> **Extract**:
· · · ·
Can you guess who I am?

I’ll give you a few tips, but I’m warning you – you’ll still have to connect the dots. So here goes:

Tip 1. I currently hold one of the most important political posts in the West.

Tip 2. My forename starts with a K. I didn’t say ‘Christian name’ because any link to Christianity is, well, I wouldn’t say abhorrent to me, but certainly uncool. Moreover, my use of such a committal term might offend much of my core support.

Tip 3. I’m a firm believer in a nationalised, universal health system. If it were up to me, I’d do away with private medical insurance altogether, but I need to consolidate my power before I can pull something like that off.

Tip 4. I’m opposed to hydrocarbon fuels as a matter of high principle.

I firmly believe that all offshore drilling must be summarily stopped, fracking must be banned, nuclear power stations phased out, and all energy must be supplied by solar panels and wind farms. What if the sun doesn’t shine and the wind doesn’t blow? Trust you to ask that subversive question.

You miss the point. It’s not about energy supply, and it certainly isn’t about the science behind the idea of global warming. I don’t care if the science is wonky, and I don’t even care if we’ll have to freeze in the dark from time to time. It’s not about such trivial things, is it? It’s about human virtue and a way of signalling it loud and clear.

Yes, my stance may result in us importing more hydrocarbon energy produced elsewhere. But let those other countries show how backward they are.

Tip 5. I think our police are institutionally racist. If you don’t believe me, just look at the proportion of racial minorities in the prison population. What better proof of racial bias do you need? I’m sympathetic to the idea of defunding the police, but, whether or not we go that far, their power to harass minority people must be curtailed.

Tip 6. I’m in favour of expanding the franchise as much as we can. For a start, prisoners should get the vote. Their right to vote trumps their victims’ right to keep their property or indeed life.

Tip 7. This one is less concrete than the others. It’s more in the nature of a credo, a statement of faith. I believe the government should spend much more than it does, and if that involves raising taxes, then so be it. You see, the more a central state spends of its citizens’ money, the more power it acquires over them. That has to be a good thing.

That’s it. How are you doing so far? Have you established my identity yet? I’ll give you five more seconds.

Here comes the buzzer. Ready? Good, let’s hear it.

If you guessed that I’m Sir Keir Starmer, congratulations. You have a sound knowledge of politics, and you’ve been following press reports with unflagging attention.

However, congratulations are also in order if you guessed I’m Kamala Harris. You are right, all those tips lead to me as surely as to Sir Keir. And oh, by the way, my forename is stressed on the first syllable. If you put the accent anywhere else, you are a bigot, ignoramus or Donald Trump.
· · · ·
> **Supplied data**:

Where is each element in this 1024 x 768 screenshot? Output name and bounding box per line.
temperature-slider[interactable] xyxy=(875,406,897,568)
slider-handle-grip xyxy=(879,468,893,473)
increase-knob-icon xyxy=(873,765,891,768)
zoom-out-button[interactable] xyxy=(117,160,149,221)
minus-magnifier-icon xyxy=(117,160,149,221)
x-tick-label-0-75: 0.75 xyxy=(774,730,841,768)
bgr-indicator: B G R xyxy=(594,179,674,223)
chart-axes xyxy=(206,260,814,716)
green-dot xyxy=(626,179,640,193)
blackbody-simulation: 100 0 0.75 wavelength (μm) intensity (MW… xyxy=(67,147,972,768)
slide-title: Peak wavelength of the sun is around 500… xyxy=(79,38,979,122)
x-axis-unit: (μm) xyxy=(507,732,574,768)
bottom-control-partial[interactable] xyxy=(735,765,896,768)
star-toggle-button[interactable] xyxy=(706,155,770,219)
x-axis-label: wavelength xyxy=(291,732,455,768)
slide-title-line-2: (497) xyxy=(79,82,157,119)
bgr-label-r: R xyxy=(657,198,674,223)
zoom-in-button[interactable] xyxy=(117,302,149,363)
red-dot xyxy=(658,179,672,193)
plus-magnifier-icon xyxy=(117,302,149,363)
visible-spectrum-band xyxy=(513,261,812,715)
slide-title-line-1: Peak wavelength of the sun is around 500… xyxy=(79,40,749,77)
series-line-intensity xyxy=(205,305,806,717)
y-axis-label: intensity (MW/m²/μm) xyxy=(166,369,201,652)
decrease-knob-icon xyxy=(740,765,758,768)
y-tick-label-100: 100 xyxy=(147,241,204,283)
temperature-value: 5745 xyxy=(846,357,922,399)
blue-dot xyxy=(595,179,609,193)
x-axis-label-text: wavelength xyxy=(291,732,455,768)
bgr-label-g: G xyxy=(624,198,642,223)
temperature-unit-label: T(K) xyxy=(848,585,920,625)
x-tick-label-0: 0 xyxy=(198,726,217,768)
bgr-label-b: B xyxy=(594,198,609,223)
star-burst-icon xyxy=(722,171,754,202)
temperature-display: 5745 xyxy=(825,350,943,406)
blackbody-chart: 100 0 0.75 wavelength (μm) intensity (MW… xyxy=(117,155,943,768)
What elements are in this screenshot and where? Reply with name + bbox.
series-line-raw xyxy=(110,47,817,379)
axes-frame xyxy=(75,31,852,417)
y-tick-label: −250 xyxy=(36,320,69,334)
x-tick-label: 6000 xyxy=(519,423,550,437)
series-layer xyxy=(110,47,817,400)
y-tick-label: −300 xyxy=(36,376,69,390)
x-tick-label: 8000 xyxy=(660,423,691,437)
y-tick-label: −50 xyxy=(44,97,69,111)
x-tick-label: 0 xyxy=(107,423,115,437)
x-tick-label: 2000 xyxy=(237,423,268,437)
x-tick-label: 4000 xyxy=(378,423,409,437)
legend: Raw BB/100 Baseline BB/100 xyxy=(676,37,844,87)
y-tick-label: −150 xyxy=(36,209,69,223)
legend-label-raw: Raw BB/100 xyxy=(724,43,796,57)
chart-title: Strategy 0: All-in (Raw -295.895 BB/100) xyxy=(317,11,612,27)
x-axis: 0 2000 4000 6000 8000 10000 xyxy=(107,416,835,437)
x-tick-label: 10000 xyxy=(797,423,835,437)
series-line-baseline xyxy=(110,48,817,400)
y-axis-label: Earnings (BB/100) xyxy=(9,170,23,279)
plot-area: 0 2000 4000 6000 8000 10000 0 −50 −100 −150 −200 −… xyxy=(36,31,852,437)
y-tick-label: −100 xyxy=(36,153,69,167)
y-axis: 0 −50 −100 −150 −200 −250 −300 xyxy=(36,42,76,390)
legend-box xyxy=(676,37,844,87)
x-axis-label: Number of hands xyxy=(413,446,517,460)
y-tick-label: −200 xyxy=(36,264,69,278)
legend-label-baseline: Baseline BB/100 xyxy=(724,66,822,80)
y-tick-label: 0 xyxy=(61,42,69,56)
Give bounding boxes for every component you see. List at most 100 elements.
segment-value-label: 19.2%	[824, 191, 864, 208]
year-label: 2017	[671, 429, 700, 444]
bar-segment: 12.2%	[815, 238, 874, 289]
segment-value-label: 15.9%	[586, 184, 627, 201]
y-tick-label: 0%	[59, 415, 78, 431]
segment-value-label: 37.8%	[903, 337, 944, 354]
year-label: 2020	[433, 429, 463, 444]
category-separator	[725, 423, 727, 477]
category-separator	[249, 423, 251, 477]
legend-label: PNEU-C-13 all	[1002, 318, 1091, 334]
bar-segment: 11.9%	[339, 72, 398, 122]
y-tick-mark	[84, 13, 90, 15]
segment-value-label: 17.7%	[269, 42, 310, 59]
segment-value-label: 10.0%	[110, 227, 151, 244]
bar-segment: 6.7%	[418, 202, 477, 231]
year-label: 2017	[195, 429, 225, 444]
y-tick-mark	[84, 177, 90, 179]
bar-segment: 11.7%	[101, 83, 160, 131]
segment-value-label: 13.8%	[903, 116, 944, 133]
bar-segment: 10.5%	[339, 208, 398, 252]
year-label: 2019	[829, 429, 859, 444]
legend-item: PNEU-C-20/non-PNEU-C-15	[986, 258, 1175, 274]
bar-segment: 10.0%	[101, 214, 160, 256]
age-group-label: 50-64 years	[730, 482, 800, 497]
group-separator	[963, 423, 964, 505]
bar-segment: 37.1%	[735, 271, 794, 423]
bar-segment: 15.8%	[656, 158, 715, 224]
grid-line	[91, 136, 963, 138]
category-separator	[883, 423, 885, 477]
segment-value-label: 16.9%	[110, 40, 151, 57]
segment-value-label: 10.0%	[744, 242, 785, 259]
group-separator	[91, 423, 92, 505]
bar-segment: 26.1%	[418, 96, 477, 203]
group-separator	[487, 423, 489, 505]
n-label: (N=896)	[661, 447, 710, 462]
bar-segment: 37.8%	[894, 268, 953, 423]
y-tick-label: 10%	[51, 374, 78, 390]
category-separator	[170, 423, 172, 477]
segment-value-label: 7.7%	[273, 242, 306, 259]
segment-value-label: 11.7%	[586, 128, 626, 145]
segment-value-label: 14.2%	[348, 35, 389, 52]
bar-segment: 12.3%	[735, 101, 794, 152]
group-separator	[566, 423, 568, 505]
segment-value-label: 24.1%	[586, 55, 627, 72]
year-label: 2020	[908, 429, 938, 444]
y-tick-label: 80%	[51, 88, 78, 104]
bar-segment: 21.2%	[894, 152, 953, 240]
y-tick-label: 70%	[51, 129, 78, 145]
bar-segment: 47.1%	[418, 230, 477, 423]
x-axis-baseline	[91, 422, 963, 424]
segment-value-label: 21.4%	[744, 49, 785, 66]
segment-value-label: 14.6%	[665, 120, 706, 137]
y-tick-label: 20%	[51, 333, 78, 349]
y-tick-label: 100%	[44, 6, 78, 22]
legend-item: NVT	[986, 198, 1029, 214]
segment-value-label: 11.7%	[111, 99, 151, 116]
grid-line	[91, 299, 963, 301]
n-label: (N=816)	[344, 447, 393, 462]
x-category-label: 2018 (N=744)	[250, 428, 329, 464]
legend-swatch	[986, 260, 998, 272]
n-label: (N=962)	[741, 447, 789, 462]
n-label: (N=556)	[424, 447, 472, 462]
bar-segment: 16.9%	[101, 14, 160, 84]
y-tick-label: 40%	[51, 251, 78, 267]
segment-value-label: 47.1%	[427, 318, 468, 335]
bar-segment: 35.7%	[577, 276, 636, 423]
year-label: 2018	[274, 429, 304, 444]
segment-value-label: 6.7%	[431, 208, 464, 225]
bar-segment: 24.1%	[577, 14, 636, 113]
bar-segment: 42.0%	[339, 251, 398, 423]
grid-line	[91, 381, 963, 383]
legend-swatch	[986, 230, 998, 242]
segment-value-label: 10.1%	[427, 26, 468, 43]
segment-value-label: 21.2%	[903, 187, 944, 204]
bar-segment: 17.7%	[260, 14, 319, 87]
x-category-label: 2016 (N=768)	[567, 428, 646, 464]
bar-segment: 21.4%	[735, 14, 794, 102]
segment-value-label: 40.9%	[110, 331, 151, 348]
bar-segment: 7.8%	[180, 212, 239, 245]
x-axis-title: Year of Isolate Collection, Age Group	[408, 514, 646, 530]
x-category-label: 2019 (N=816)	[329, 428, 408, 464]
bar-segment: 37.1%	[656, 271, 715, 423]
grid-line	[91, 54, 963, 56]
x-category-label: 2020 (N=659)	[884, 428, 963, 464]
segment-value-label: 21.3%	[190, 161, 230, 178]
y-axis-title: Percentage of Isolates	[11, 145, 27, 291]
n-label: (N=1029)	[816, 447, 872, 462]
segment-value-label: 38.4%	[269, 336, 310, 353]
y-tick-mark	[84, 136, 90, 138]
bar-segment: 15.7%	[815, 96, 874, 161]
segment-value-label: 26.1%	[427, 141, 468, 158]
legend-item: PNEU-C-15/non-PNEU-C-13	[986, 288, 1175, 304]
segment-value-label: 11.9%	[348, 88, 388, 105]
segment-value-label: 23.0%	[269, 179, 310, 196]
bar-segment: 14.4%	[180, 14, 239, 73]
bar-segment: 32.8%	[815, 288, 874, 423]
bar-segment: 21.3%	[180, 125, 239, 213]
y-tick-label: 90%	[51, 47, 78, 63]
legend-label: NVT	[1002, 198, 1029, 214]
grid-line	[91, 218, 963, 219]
· · · ·
> **List of tasks**:
1) Please return the part of the guess-who article that opens with the words containing "Tip 4. I’m opposed" and closes with "loud and clear.", copied word for word.
2) In the guess-who article, why does the speaker use "forename" rather than "Christian name"? Explain in one to three sentences.

> **Exercise results**:
1)
Tip 4. I’m opposed to hydrocarbon fuels as a matter of high principle.

I firmly believe that all offshore drilling must be summarily stopped, fracking must be banned, nuclear power stations phased out, and all energy must be supplied by solar panels and wind farms. What if the sun doesn’t shine and the wind doesn’t blow? Trust you to ask that subversive question.

You miss the point. It’s not about energy supply, and it certainly isn’t about the science behind the idea of global warming. I don’t care if the science is wonky, and I don’t even care if we’ll have to freeze in the dark from time to time. It’s not about such trivial things, is it? It’s about human virtue and a way of signalling it loud and clear.

2) The speaker regards any link to Christianity as uncool, though not quite abhorrent. Using such a committal term might also offend much of the speaker's core support.